(Stored records)
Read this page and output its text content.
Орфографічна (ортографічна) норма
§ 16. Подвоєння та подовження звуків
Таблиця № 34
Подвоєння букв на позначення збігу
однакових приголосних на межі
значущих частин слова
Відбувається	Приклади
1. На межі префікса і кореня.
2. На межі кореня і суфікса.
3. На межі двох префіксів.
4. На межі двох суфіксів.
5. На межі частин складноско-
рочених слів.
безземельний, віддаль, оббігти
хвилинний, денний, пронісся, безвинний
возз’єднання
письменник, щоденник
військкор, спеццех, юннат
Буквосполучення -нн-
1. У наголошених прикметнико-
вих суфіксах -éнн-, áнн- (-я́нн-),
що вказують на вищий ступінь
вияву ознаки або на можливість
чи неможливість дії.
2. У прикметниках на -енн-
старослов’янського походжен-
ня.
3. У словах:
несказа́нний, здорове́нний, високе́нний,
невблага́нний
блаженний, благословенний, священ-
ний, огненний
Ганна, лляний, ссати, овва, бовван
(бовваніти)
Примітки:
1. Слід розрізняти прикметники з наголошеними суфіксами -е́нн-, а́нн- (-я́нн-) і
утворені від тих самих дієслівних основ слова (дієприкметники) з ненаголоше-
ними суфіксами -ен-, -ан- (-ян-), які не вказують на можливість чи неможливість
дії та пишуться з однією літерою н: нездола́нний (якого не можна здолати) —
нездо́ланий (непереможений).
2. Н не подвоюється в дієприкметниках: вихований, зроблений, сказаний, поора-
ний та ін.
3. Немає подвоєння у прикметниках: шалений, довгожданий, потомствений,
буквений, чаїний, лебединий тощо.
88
--
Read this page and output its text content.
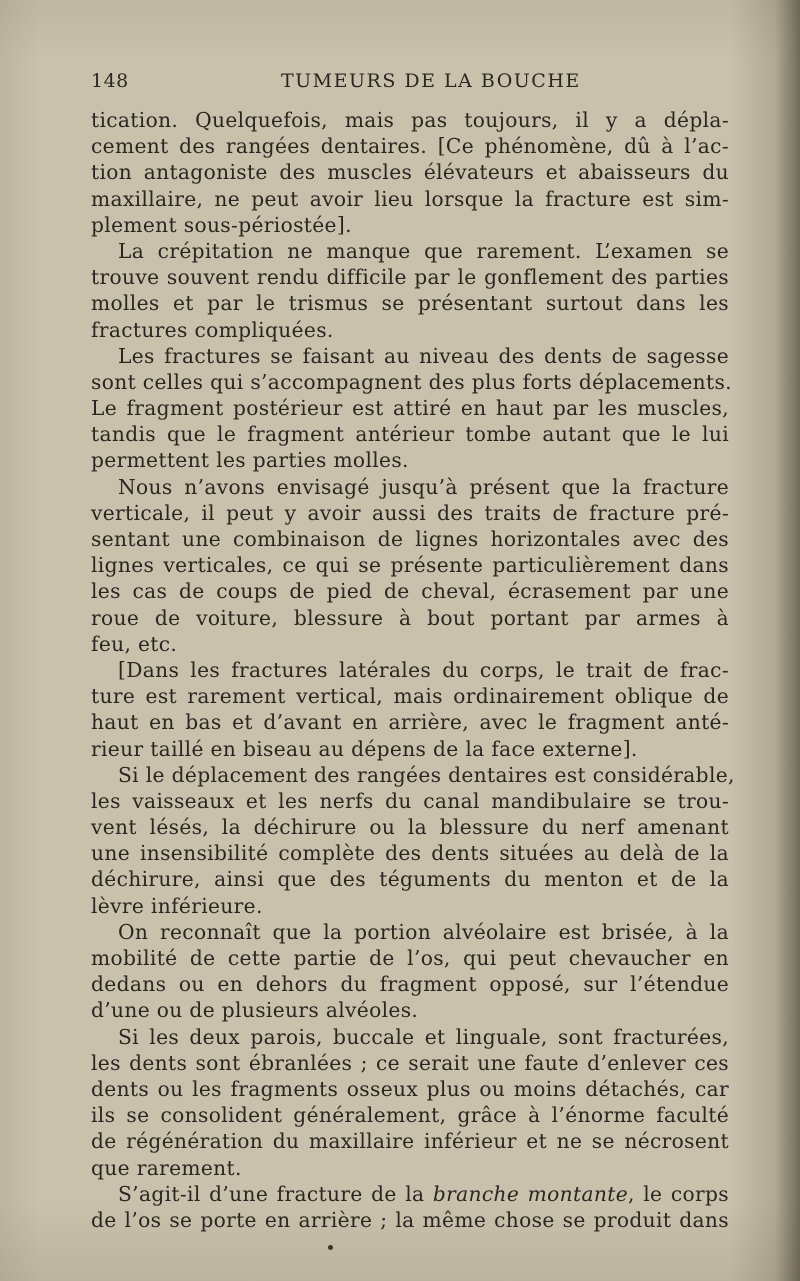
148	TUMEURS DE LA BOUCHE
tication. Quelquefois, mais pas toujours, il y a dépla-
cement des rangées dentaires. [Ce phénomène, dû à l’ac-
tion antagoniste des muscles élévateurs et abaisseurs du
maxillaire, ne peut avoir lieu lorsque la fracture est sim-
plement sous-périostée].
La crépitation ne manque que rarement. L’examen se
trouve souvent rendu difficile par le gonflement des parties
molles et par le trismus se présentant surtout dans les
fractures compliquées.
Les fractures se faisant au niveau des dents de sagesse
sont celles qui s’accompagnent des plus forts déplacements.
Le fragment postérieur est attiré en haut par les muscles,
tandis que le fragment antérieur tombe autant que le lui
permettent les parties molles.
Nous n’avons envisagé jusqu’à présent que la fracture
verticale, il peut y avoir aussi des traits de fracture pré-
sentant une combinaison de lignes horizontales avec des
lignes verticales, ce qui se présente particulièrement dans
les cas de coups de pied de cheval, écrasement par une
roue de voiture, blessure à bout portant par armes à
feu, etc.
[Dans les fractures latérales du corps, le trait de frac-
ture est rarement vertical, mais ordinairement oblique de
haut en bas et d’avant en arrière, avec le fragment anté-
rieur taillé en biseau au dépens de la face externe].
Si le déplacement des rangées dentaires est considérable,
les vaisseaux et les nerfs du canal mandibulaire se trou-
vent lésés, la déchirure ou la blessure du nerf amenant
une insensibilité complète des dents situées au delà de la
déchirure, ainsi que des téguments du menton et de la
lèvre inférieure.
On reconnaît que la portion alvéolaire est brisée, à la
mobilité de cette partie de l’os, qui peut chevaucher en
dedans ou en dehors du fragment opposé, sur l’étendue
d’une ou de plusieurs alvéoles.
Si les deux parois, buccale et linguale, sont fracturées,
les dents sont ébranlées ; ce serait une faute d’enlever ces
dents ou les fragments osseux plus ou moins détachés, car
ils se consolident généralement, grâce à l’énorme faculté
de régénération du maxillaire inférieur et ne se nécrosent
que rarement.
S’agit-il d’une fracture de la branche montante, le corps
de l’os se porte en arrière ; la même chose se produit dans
* * *
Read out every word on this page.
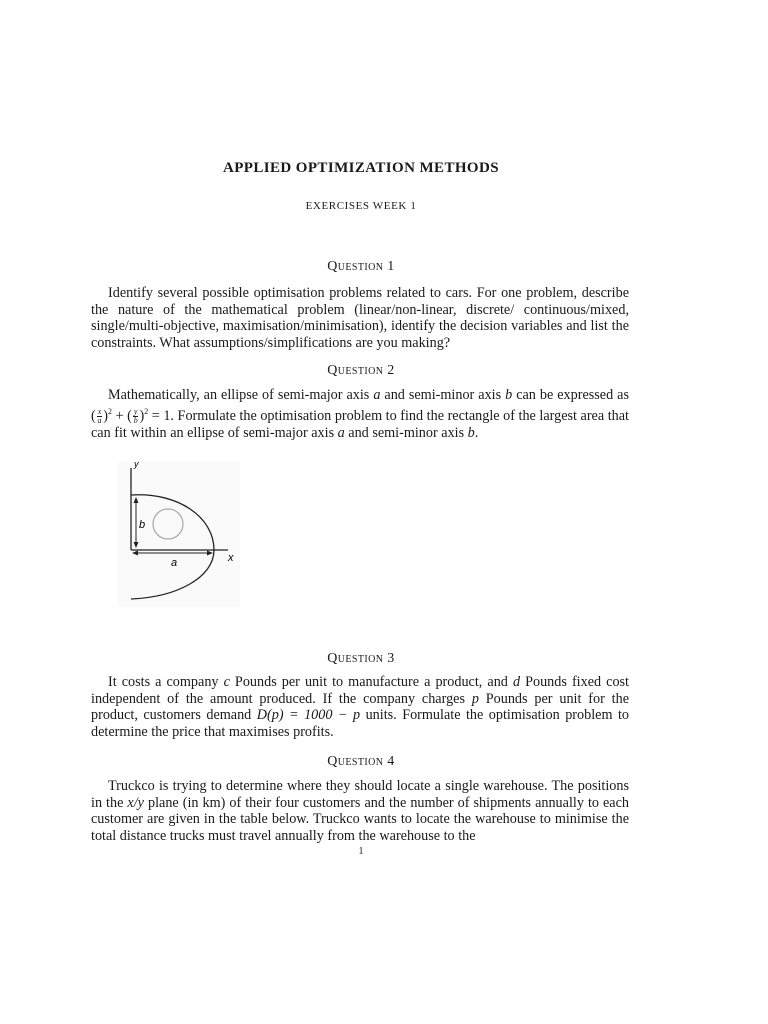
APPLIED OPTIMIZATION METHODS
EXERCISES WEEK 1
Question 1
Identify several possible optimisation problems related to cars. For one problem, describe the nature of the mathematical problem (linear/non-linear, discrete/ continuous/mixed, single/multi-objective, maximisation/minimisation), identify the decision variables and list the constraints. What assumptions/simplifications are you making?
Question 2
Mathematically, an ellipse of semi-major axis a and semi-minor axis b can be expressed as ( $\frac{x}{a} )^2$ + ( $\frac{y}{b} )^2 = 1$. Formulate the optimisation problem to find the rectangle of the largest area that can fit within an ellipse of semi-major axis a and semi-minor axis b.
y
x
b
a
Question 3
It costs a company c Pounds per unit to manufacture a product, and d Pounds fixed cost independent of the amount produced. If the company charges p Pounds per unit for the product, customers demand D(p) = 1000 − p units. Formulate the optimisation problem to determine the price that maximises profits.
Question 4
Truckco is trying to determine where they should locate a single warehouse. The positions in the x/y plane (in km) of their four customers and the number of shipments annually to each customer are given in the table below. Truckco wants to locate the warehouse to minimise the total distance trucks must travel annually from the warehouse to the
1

→ **EXERCISE DIRECTIONS**: Pull every line containing the word "customers" out of the material and copy it.

→ **SOLUTION TO THIS TASK**:
It costs a company c Pounds per unit to manufacture a product, and d Pounds fixed cost independent of the amount produced. If the company charges p Pounds per unit for the product, customers demand D(p) = 1000 − p units. Formulate the optimisation problem to determine the price that maximises profits.
Truckco is trying to determine where they should locate a single warehouse. The positions in the x/y plane (in km) of their four customers and the number of shipments annually to each customer are given in the table below. Truckco wants to locate the warehouse to minimise the total distance trucks must travel annually from the warehouse to the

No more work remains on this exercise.